**Problem statement**
Could you rewrite the stretch of items from the start through the line containing "candle-body — [316, 354, 319, 356]", renaming every "macd-histogram-bar" to "histogram-bar" and leaving everything else unchanged?
--- START Records supplied ---
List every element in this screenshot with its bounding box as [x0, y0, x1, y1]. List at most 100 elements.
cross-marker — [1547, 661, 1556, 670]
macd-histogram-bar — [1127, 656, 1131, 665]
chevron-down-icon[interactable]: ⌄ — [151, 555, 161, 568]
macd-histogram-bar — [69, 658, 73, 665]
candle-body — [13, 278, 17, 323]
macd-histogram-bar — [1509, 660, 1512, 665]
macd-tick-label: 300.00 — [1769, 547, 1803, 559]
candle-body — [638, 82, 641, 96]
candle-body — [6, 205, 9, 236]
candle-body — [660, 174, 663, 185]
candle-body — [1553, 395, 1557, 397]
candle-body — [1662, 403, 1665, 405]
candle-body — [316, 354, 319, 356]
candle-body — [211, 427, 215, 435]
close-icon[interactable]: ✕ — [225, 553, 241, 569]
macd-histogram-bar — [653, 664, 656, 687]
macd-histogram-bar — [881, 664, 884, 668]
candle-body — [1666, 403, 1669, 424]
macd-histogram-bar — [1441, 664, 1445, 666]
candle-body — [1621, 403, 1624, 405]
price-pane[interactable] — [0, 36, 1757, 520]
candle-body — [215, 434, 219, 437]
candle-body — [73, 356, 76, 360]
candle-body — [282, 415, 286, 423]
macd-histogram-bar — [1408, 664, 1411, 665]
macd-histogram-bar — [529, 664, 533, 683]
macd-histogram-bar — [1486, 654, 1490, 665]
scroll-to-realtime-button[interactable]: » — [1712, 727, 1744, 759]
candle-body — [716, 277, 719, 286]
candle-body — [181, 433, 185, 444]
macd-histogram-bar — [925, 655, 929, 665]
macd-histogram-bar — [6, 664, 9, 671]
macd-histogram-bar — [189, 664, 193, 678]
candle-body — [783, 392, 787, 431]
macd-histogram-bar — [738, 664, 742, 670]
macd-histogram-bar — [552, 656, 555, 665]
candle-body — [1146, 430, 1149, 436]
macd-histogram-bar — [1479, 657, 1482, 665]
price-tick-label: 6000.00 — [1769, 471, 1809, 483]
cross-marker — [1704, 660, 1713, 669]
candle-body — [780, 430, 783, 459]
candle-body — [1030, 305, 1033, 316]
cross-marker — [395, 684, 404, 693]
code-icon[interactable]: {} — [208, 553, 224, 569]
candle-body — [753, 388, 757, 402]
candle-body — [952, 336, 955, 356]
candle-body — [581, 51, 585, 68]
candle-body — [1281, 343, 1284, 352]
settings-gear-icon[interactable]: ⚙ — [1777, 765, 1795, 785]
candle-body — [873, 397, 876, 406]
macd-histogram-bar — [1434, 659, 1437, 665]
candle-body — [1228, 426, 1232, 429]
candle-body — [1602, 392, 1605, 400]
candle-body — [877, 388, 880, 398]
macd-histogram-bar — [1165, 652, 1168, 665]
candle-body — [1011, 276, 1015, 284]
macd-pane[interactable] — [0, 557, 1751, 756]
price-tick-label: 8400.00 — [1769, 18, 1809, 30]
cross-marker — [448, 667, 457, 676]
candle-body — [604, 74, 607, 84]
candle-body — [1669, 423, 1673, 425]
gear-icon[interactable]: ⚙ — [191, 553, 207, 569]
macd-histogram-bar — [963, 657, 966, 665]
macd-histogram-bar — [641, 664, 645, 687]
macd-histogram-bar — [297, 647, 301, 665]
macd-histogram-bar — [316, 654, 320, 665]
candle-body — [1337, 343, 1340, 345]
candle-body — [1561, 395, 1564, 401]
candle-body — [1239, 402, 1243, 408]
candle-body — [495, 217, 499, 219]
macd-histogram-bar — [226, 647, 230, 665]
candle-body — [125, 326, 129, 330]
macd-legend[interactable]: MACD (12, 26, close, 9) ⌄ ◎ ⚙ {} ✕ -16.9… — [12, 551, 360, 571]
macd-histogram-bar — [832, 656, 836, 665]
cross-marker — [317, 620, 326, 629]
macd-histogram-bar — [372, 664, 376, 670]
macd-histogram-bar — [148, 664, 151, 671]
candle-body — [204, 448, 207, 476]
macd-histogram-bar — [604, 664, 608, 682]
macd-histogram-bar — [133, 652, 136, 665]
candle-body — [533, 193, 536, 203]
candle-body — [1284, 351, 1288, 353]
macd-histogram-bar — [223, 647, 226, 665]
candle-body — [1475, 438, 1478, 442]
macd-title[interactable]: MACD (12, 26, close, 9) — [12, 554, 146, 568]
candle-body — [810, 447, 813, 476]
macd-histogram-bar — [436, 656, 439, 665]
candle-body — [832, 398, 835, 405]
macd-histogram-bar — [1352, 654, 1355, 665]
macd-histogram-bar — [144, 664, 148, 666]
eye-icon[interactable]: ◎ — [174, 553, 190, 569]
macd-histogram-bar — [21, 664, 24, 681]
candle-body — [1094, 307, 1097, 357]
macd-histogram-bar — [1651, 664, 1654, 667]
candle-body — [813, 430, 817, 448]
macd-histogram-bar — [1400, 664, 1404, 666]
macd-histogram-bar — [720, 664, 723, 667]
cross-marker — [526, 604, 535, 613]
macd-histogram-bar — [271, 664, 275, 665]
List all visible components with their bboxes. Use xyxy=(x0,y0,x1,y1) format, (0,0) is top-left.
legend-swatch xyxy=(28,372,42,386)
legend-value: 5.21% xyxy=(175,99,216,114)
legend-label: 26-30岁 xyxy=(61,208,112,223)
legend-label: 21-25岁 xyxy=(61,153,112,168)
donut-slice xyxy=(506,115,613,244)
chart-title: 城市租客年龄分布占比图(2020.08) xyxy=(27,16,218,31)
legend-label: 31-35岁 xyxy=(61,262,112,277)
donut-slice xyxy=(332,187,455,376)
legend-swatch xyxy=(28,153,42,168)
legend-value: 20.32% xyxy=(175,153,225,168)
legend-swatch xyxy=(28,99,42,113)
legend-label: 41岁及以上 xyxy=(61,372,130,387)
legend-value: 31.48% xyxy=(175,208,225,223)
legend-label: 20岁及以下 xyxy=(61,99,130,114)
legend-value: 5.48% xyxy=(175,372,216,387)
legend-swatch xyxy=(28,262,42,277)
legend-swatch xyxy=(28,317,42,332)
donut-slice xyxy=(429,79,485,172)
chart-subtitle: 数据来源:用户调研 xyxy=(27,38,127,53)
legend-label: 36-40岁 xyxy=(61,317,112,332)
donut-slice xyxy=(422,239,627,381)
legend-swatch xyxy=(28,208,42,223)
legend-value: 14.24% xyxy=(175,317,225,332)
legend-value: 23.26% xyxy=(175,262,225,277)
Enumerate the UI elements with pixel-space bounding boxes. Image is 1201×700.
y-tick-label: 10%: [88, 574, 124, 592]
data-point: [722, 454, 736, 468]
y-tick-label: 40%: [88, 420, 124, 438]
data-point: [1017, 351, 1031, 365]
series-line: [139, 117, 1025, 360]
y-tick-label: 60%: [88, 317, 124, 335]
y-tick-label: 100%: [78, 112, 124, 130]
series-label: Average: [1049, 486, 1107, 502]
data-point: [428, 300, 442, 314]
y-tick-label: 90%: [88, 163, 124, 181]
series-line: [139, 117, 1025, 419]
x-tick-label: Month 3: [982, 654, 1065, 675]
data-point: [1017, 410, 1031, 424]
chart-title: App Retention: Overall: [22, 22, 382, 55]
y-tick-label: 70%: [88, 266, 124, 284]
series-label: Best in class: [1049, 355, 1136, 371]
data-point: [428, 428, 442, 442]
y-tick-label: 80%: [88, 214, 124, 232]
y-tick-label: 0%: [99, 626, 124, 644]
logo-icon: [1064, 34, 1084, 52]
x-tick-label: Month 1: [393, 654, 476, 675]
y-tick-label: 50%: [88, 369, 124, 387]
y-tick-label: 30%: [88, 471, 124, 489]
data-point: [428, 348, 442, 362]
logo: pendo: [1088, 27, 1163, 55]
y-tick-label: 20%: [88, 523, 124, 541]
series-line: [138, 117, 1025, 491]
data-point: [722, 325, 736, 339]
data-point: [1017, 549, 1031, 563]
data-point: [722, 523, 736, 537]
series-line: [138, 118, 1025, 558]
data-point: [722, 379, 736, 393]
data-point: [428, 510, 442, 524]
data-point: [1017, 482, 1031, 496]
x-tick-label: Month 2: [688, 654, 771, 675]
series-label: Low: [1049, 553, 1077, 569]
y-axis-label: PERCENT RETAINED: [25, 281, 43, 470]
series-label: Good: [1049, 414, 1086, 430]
--- END Records supplied ---
**Full answer**
List every element in this screenshot with its bounding box as [x0, y0, x1, y1]. List at most 100 elements.
cross-marker — [1547, 661, 1556, 670]
histogram-bar — [1127, 656, 1131, 665]
chevron-down-icon[interactable]: ⌄ — [151, 555, 161, 568]
histogram-bar — [69, 658, 73, 665]
candle-body — [13, 278, 17, 323]
histogram-bar — [1509, 660, 1512, 665]
macd-tick-label: 300.00 — [1769, 547, 1803, 559]
candle-body — [638, 82, 641, 96]
candle-body — [6, 205, 9, 236]
candle-body — [660, 174, 663, 185]
candle-body — [1553, 395, 1557, 397]
candle-body — [1662, 403, 1665, 405]
candle-body — [316, 354, 319, 356]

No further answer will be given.